SET PROBLEM. Return the listing below verbatim. Pictures do not belong in the copy.

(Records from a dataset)
※ ※ ※

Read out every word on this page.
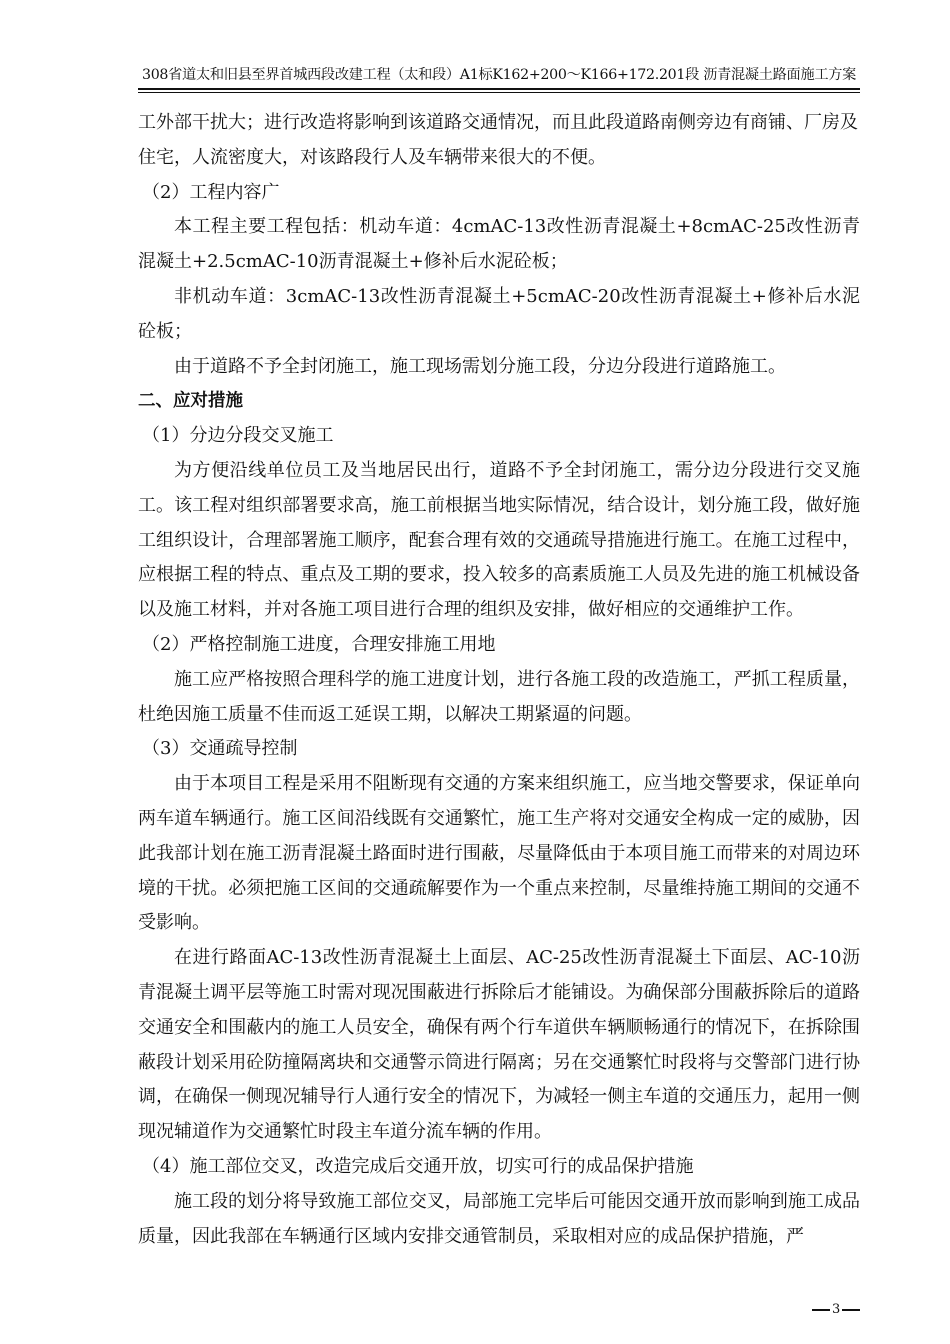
308省道太和旧县至界首城西段改建工程（太和段）A1标K162+200～K166+172.201段 沥青混凝土路面施工方案

工外部干扰大；进行改造将影响到该道路交通情况，而且此段道路南侧旁边有商铺、厂房及住宅，人流密度大，对该路段行人及车辆带来很大的不便。

（2）工程内容广

本工程主要工程包括：机动车道：4cmAC-13改性沥青混凝土+8cmAC-25改性沥青混凝土+2.5cmAC-10沥青混凝土+修补后水泥砼板；

非机动车道：3cmAC-13改性沥青混凝土+5cmAC-20改性沥青混凝土+修补后水泥砼板；

由于道路不予全封闭施工，施工现场需划分施工段，分边分段进行道路施工。

二、应对措施

（1）分边分段交叉施工

为方便沿线单位员工及当地居民出行，道路不予全封闭施工，需分边分段进行交叉施工。该工程对组织部署要求高，施工前根据当地实际情况，结合设计，划分施工段，做好施工组织设计，合理部署施工顺序，配套合理有效的交通疏导措施进行施工。在施工过程中，应根据工程的特点、重点及工期的要求，投入较多的高素质施工人员及先进的施工机械设备以及施工材料，并对各施工项目进行合理的组织及安排，做好相应的交通维护工作。

（2）严格控制施工进度，合理安排施工用地

施工应严格按照合理科学的施工进度计划，进行各施工段的改造施工，严抓工程质量，杜绝因施工质量不佳而返工延误工期，以解决工期紧逼的问题。

（3）交通疏导控制

由于本项目工程是采用不阻断现有交通的方案来组织施工，应当地交警要求，保证单向两车道车辆通行。施工区间沿线既有交通繁忙，施工生产将对交通安全构成一定的威胁，因此我部计划在施工沥青混凝土路面时进行围蔽，尽量降低由于本项目施工而带来的对周边环境的干扰。必须把施工区间的交通疏解要作为一个重点来控制，尽量维持施工期间的交通不受影响。

在进行路面AC-13改性沥青混凝土上面层、AC-25改性沥青混凝土下面层、AC-10沥青混凝土调平层等施工时需对现况围蔽进行拆除后才能铺设。为确保部分围蔽拆除后的道路交通安全和围蔽内的施工人员安全，确保有两个行车道供车辆顺畅通行的情况下，在拆除围蔽段计划采用砼防撞隔离块和交通警示筒进行隔离；另在交通繁忙时段将与交警部门进行协调，在确保一侧现况辅导行人通行安全的情况下，为减轻一侧主车道的交通压力，起用一侧现况辅道作为交通繁忙时段主车道分流车辆的作用。

（4）施工部位交叉，改造完成后交通开放，切实可行的成品保护措施

施工段的划分将导致施工部位交叉，局部施工完毕后可能因交通开放而影响到施工成品质量，因此我部在车辆通行区域内安排交通管制员，采取相对应的成品保护措施，严

3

※ ※ ※

TASK ANSWER.
Read out every word on this page.
308省道太和旧县至界首城西段改建工程（太和段）A1标K162+200～K166+172.201段 沥青混凝土路面施工方案

工外部干扰大；进行改造将影响到该道路交通情况，而且此段道路南侧旁边有商铺、厂房及住宅，人流密度大，对该路段行人及车辆带来很大的不便。

（2）工程内容广

本工程主要工程包括：机动车道：4cmAC-13改性沥青混凝土+8cmAC-25改性沥青混凝土+2.5cmAC-10沥青混凝土+修补后水泥砼板；

非机动车道：3cmAC-13改性沥青混凝土+5cmAC-20改性沥青混凝土+修补后水泥砼板；

由于道路不予全封闭施工，施工现场需划分施工段，分边分段进行道路施工。

二、应对措施

（1）分边分段交叉施工

为方便沿线单位员工及当地居民出行，道路不予全封闭施工，需分边分段进行交叉施工。该工程对组织部署要求高，施工前根据当地实际情况，结合设计，划分施工段，做好施工组织设计，合理部署施工顺序，配套合理有效的交通疏导措施进行施工。在施工过程中，应根据工程的特点、重点及工期的要求，投入较多的高素质施工人员及先进的施工机械设备以及施工材料，并对各施工项目进行合理的组织及安排，做好相应的交通维护工作。

（2）严格控制施工进度，合理安排施工用地

施工应严格按照合理科学的施工进度计划，进行各施工段的改造施工，严抓工程质量，杜绝因施工质量不佳而返工延误工期，以解决工期紧逼的问题。

（3）交通疏导控制

由于本项目工程是采用不阻断现有交通的方案来组织施工，应当地交警要求，保证单向两车道车辆通行。施工区间沿线既有交通繁忙，施工生产将对交通安全构成一定的威胁，因此我部计划在施工沥青混凝土路面时进行围蔽，尽量降低由于本项目施工而带来的对周边环境的干扰。必须把施工区间的交通疏解要作为一个重点来控制，尽量维持施工期间的交通不受影响。

在进行路面AC-13改性沥青混凝土上面层、AC-25改性沥青混凝土下面层、AC-10沥青混凝土调平层等施工时需对现况围蔽进行拆除后才能铺设。为确保部分围蔽拆除后的道路交通安全和围蔽内的施工人员安全，确保有两个行车道供车辆顺畅通行的情况下，在拆除围蔽段计划采用砼防撞隔离块和交通警示筒进行隔离；另在交通繁忙时段将与交警部门进行协调，在确保一侧现况辅导行人通行安全的情况下，为减轻一侧主车道的交通压力，起用一侧现况辅道作为交通繁忙时段主车道分流车辆的作用。

（4）施工部位交叉，改造完成后交通开放，切实可行的成品保护措施

施工段的划分将导致施工部位交叉，局部施工完毕后可能因交通开放而影响到施工成品质量，因此我部在车辆通行区域内安排交通管制员，采取相对应的成品保护措施，严

3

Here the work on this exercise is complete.